:: Records shown

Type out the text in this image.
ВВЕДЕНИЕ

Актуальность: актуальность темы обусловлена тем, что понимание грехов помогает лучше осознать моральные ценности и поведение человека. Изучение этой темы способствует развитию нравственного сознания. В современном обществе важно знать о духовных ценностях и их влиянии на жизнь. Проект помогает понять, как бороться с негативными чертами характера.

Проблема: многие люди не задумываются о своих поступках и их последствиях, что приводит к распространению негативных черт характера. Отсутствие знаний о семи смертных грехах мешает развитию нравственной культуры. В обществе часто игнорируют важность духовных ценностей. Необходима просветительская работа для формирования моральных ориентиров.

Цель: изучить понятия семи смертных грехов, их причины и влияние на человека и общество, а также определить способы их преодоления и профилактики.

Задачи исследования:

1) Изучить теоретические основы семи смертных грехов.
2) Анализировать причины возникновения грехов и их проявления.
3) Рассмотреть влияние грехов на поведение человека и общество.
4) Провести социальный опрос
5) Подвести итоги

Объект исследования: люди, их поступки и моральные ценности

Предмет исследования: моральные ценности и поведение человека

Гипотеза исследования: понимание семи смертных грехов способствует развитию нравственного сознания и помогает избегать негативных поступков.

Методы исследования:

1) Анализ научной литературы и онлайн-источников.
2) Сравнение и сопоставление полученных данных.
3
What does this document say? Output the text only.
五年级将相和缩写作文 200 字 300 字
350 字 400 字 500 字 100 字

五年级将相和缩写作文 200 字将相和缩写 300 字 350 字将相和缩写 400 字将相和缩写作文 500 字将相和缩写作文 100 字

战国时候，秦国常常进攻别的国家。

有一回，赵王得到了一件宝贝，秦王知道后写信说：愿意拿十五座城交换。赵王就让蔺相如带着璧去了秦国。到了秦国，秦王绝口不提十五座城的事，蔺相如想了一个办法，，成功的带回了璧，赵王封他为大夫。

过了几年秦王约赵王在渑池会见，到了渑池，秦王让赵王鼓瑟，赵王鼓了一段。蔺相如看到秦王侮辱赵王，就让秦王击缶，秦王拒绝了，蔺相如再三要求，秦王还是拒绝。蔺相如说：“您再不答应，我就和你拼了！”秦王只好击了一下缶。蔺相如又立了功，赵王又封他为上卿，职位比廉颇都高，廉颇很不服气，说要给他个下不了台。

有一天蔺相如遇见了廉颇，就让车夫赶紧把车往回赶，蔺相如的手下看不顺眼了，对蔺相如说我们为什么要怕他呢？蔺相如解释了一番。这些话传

::::

■ **Objective**:
Return every line holding the word "люди" from the records.

■ **Solution to this problem**:
Проблема: многие люди не задумываются о своих поступках и их последствиях, что приводит к распространению негативных черт характера. Отсутствие знаний о семи смертных грехах мешает развитию нравственной культуры. В обществе часто игнорируют важность духовных ценностей. Необходима просветительская работа для формирования моральных ориентиров.
Объект исследования: люди, их поступки и моральные ценности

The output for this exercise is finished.